» Exercise objective: Give the data below again exactly as it stands. Omit the pictures.

» Supplied records:

--- start ---

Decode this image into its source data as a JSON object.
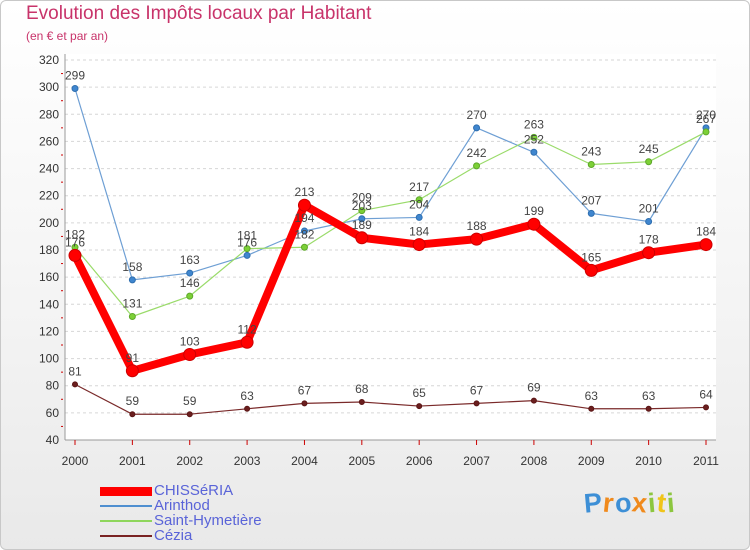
{
  "chart_data": {
    "type": "line",
    "title": "Evolution des Impôts locaux par Habitant",
    "subtitle": "(en € et par an)",
    "categories": [
      "2000",
      "2001",
      "2002",
      "2003",
      "2004",
      "2005",
      "2006",
      "2007",
      "2008",
      "2009",
      "2010",
      "2011"
    ],
    "yticks": [
      40,
      60,
      80,
      100,
      120,
      140,
      160,
      180,
      200,
      220,
      240,
      260,
      280,
      300,
      320
    ],
    "ylim": [
      40,
      320
    ],
    "grid": "horizontal-dashed",
    "legend_position": "bottom-left",
    "series": [
      {
        "name": "CHISSéRIA",
        "color": "#ff0000",
        "values": [
          176,
          91,
          103,
          112,
          213,
          189,
          184,
          188,
          199,
          165,
          178,
          184
        ]
      },
      {
        "name": "Arinthod",
        "color": "#4f8fd0",
        "values": [
          299,
          158,
          163,
          176,
          194,
          203,
          204,
          270,
          252,
          207,
          201,
          270
        ]
      },
      {
        "name": "Saint-Hymetière",
        "color": "#8fd65c",
        "values": [
          182,
          131,
          146,
          181,
          182,
          209,
          217,
          242,
          263,
          243,
          245,
          267
        ]
      },
      {
        "name": "Cézia",
        "color": "#7a2323",
        "values": [
          81,
          59,
          59,
          63,
          67,
          68,
          65,
          67,
          69,
          63,
          63,
          64
        ]
      }
    ]
  },
  "branding": {
    "logo_letters": [
      "P",
      "r",
      "o",
      "x",
      "i",
      "t",
      "i"
    ],
    "logo_colors": [
      "#3d8fd6",
      "#f08a1c",
      "#3d8fd6",
      "#f08a1c",
      "#8cc63f",
      "#f0c419",
      "#8cc63f"
    ]
  }
}
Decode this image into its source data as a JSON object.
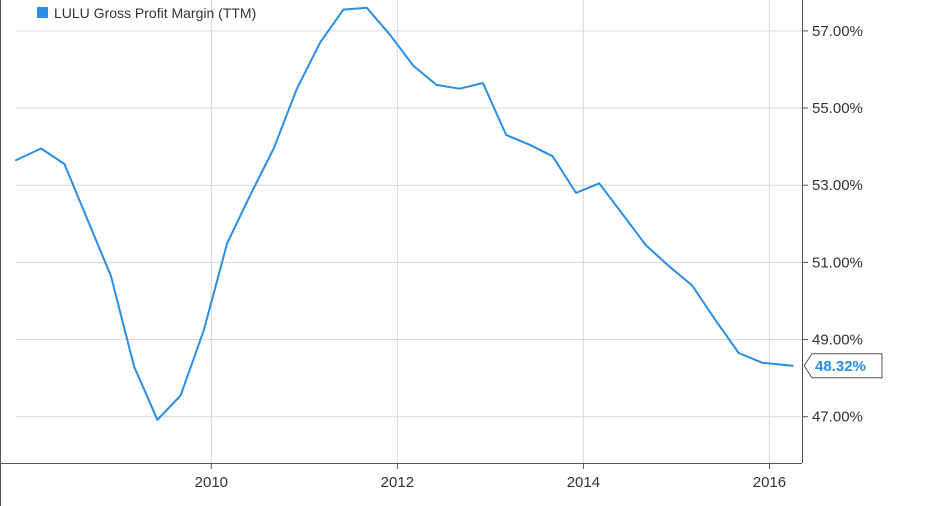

--- end ---

» Answer to this exercise:
Decode this image into its source data as a JSON object.
{
  "chart_data": {
    "type": "line",
    "title": "Evolution des Impôts locaux par Habitant",
    "subtitle": "(en € et par an)",
    "categories": [
      "2000",
      "2001",
      "2002",
      "2003",
      "2004",
      "2005",
      "2006",
      "2007",
      "2008",
      "2009",
      "2010",
      "2011"
    ],
    "yticks": [
      40,
      60,
      80,
      100,
      120,
      140,
      160,
      180,
      200,
      220,
      240,
      260,
      280,
      300,
      320
    ],
    "ylim": [
      40,
      320
    ],
    "grid": "horizontal-dashed",
    "legend_position": "bottom-left",
    "series": [
      {
        "name": "CHISSéRIA",
        "color": "#ff0000",
        "values": [
          176,
          91,
          103,
          112,
          213,
          189,
          184,
          188,
          199,
          165,
          178,
          184
        ]
      },
      {
        "name": "Arinthod",
        "color": "#4f8fd0",
        "values": [
          299,
          158,
          163,
          176,
          194,
          203,
          204,
          270,
          252,
          207,
          201,
          270
        ]
      },
      {
        "name": "Saint-Hymetière",
        "color": "#8fd65c",
        "values": [
          182,
          131,
          146,
          181,
          182,
          209,
          217,
          242,
          263,
          243,
          245,
          267
        ]
      },
      {
        "name": "Cézia",
        "color": "#7a2323",
        "values": [
          81,
          59,
          59,
          63,
          67,
          68,
          65,
          67,
          69,
          63,
          63,
          64
        ]
      }
    ]
  },
  "branding": {
    "logo_letters": [
      "P",
      "r",
      "o",
      "x",
      "i",
      "t",
      "i"
    ],
    "logo_colors": [
      "#3d8fd6",
      "#f08a1c",
      "#3d8fd6",
      "#f08a1c",
      "#8cc63f",
      "#f0c419",
      "#8cc63f"
    ]
  }
}
Decode this image into its source data as a JSON object.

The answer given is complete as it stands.